- Texto de lectura
>>>>

# Qué potencia tiene este transformador?



## elmasvital (Nov 1, 2005)

Hola tengo aqui un transformador 220v a 12v pero no se que amperaje pueda tener... está encapsulado en plástico y en la cara del secundario pone 12v 50VA. No se que significa VA y me gustaria saber si desde aqui se puede saber qué amperaje soporta.


----------



## lhuenchual (Nov 1, 2005)

La potencia de tu transformador es de 50VA
y la corriente que puede suministrar es de 4 Amp.

la formula de calculo es la siguiente:

Corriente = Potencia/Voltaje

en este caso seria:

Coriente = 50 VA / 12 V

Espero te sirva el dato.


----------



## elmasvital (Nov 1, 2005)

Muchas gracias era lo que necesitaba saber

1 saludo


----------



## Jach (Nov 1, 2005)

VA (Volt-Amper), que es la unidad en la que se mide la potencia aparente
VAR (Volt-Amper Reactivo), con la cual se mide la potencia reactiva
W (Watt o Vatio), mide la Potencia Activa

Saludos

https://www.forosdeelectronica.com/f21/obtener-algunos-datos-transformadores-17625/


----------

<<<<

- Conjunto de filas

>>>>

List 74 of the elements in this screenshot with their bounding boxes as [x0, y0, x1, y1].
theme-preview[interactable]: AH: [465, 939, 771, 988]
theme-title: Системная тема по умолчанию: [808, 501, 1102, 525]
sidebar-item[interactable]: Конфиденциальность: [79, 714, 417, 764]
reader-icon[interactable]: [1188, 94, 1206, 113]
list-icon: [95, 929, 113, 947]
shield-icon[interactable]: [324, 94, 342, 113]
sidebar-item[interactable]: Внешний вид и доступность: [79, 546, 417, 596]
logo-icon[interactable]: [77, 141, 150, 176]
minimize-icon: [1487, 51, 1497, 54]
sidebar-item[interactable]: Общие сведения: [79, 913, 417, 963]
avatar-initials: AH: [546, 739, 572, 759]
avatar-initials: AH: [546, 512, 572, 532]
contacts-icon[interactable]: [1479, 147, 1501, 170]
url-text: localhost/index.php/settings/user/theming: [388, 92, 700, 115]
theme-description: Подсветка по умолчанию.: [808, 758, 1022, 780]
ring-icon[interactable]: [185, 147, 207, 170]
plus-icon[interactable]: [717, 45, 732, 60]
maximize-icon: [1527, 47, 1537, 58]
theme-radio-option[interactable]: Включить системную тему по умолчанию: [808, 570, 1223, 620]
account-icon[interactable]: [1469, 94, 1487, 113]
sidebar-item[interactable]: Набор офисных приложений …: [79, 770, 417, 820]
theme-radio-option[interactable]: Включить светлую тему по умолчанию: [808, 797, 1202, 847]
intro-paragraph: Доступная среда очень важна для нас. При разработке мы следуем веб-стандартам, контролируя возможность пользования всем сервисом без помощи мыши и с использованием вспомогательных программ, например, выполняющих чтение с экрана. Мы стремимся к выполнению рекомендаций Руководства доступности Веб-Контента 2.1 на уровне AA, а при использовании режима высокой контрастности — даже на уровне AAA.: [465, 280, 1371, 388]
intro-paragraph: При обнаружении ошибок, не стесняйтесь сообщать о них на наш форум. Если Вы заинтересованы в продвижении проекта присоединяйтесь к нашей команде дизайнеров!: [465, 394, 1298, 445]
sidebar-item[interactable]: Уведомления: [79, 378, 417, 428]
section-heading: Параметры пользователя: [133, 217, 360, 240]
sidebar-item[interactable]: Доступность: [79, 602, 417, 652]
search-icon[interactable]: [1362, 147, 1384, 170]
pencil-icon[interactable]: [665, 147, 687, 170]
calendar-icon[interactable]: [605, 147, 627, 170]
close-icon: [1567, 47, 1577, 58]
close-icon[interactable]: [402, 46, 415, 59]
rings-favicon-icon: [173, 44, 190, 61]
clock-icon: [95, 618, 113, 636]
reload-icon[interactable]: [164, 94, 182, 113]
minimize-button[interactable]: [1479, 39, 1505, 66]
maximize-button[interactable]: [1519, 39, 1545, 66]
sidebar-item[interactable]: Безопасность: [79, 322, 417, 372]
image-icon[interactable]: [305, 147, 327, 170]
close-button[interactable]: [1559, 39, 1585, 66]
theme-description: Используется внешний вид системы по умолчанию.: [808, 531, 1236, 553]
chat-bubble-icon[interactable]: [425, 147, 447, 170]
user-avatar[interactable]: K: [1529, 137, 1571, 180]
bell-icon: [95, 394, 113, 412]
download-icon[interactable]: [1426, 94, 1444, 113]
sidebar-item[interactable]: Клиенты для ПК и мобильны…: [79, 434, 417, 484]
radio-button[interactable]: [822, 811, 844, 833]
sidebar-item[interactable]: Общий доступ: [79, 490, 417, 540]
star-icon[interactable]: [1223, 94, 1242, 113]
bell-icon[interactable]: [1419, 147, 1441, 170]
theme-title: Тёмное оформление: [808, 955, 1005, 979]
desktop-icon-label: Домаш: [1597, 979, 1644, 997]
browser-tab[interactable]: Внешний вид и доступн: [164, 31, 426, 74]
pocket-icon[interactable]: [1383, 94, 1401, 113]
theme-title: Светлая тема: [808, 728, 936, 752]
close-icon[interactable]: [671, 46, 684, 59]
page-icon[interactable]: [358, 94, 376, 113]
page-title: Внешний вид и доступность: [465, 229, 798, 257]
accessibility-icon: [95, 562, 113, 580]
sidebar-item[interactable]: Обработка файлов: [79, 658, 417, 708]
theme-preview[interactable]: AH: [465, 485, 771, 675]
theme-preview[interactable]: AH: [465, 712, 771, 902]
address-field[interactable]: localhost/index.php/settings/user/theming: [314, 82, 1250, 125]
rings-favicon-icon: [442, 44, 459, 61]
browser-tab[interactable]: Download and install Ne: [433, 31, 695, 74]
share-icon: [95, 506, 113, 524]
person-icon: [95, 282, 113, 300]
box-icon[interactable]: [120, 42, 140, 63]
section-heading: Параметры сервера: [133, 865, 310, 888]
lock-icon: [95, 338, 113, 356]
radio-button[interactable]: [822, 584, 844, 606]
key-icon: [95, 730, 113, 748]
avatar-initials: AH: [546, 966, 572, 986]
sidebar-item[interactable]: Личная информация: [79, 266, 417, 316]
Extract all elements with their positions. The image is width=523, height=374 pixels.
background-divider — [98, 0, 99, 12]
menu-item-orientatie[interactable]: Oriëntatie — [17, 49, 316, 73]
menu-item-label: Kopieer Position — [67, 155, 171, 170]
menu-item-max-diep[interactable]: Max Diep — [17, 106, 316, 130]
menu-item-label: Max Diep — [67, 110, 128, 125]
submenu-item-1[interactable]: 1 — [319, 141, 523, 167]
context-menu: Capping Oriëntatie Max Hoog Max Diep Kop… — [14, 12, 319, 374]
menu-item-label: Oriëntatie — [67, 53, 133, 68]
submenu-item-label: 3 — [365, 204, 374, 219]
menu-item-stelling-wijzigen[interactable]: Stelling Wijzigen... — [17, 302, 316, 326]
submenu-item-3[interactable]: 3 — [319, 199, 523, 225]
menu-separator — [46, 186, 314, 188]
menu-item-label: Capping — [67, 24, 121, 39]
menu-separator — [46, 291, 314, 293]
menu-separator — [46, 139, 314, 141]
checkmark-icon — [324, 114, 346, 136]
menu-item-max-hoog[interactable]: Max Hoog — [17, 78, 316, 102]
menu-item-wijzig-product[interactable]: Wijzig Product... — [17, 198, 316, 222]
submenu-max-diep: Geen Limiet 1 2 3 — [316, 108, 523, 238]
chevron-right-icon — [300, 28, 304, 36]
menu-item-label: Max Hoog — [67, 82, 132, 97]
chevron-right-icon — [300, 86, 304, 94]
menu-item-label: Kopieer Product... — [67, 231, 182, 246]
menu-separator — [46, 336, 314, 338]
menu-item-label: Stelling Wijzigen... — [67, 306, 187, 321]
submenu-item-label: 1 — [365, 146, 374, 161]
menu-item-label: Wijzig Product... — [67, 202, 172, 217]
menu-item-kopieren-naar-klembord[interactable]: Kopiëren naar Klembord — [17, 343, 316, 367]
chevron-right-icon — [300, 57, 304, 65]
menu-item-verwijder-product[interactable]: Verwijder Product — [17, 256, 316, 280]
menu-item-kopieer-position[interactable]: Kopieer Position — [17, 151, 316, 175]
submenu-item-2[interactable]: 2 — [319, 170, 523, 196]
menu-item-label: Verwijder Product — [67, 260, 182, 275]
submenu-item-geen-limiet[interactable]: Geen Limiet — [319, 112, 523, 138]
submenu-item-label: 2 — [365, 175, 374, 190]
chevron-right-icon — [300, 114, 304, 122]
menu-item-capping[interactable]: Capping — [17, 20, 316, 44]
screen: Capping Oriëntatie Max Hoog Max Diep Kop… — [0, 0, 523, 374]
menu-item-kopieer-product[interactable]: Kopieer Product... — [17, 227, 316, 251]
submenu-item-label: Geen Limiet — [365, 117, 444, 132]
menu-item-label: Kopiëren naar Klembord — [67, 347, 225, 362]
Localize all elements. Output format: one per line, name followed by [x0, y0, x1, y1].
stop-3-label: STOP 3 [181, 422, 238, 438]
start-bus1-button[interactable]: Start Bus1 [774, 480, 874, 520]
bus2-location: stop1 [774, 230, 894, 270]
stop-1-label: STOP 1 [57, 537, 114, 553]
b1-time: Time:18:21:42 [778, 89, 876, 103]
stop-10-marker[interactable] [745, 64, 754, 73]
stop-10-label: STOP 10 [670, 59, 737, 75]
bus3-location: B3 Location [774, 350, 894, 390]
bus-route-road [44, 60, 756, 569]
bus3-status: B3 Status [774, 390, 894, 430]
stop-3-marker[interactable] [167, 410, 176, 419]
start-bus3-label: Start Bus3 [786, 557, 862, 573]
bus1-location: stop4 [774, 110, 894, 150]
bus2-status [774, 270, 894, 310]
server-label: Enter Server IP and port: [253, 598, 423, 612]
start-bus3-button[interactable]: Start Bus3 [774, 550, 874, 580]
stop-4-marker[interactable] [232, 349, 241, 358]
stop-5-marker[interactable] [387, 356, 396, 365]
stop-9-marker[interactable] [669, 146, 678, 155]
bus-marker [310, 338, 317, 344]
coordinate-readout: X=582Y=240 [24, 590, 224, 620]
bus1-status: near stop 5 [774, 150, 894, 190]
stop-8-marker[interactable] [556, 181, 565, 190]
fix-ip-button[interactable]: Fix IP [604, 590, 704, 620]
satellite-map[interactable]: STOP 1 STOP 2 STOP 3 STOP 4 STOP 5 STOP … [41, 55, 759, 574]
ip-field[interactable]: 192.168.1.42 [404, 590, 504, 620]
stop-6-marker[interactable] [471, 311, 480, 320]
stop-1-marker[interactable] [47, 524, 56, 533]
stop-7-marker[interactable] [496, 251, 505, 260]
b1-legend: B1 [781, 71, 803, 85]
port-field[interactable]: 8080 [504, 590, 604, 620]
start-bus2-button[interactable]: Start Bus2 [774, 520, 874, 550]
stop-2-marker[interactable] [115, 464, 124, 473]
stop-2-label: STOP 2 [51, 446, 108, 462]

<<<<

- Ejercicio A
Traduce al inglés esta oración del hilo del foro sobre el transformador: "La potencia de tu transformador es de 50VA y la corriente que puede suministrar es de 4 Amp."
- Ejercicio B
Reproduce tal cual el fragmento del hilo del foro sobre el transformador que empieza en las palabras "# Qué potencia" y termina después de "qué amperaje soporta.".
- Ejercicio C
Enumera las unidades de medida que se definen en el mensaje de Jach del hilo del foro sobre el transformador.

- Respuesta completa A
The power of your transformer is 50VA, and the current it can supply is 4 Amp.

- Respuesta completa B
# Qué potencia tiene este transformador?



## elmasvital (Nov 1, 2005)

Hola tengo aqui un transformador 220v a 12v pero no se que amperaje pueda tener... está encapsulado en plástico y en la cara del secundario pone 12v 50VA. No se que significa VA y me gustaria saber si desde aqui se puede saber qué amperaje soporta.

- Respuesta completa C
VA (Volt-Amper)
VAR (Volt-Amper Reactivo)
W (Watt o Vatio)